## Exercise task
Retype the data below without altering anything.

(Data entries)
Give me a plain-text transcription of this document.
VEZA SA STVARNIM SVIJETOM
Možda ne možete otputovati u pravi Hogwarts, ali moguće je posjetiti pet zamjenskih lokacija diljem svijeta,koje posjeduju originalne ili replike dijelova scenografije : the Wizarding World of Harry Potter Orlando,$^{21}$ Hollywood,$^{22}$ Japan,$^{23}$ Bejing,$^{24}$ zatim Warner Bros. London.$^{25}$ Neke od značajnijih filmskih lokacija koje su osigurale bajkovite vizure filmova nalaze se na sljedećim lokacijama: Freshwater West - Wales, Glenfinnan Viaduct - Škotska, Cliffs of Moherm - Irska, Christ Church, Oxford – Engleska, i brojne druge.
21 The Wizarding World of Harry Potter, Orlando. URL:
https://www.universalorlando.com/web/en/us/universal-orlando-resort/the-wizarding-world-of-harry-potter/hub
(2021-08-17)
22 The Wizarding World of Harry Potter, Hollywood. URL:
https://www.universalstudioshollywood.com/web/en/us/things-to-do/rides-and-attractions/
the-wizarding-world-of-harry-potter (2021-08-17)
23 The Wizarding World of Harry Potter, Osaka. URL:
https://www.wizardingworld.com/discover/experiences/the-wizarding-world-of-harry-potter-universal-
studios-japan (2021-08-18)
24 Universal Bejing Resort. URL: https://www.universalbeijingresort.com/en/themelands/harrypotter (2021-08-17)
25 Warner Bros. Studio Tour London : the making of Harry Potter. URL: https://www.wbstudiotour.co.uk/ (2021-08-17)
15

## Solution for this exercise
Give me a plain-text transcription of this document.
VEZA SA STVARNIM SVIJETOM
Možda ne možete otputovati u pravi Hogwarts, ali moguće je posjetiti pet zamjenskih lokacija diljem svijeta,koje posjeduju originalne ili replike dijelova scenografije : the Wizarding World of Harry Potter Orlando,$^{21}$ Hollywood,$^{22}$ Japan,$^{23}$ Bejing,$^{24}$ zatim Warner Bros. London.$^{25}$ Neke od značajnijih filmskih lokacija koje su osigurale bajkovite vizure filmova nalaze se na sljedećim lokacijama: Freshwater West - Wales, Glenfinnan Viaduct - Škotska, Cliffs of Moherm - Irska, Christ Church, Oxford – Engleska, i brojne druge.
21 The Wizarding World of Harry Potter, Orlando. URL:
https://www.universalorlando.com/web/en/us/universal-orlando-resort/the-wizarding-world-of-harry-potter/hub
(2021-08-17)
22 The Wizarding World of Harry Potter, Hollywood. URL:
https://www.universalstudioshollywood.com/web/en/us/things-to-do/rides-and-attractions/
the-wizarding-world-of-harry-potter (2021-08-17)
23 The Wizarding World of Harry Potter, Osaka. URL:
https://www.wizardingworld.com/discover/experiences/the-wizarding-world-of-harry-potter-universal-
studios-japan (2021-08-18)
24 Universal Bejing Resort. URL: https://www.universalbeijingresort.com/en/themelands/harrypotter (2021-08-17)
25 Warner Bros. Studio Tour London : the making of Harry Potter. URL: https://www.wbstudiotour.co.uk/ (2021-08-17)
15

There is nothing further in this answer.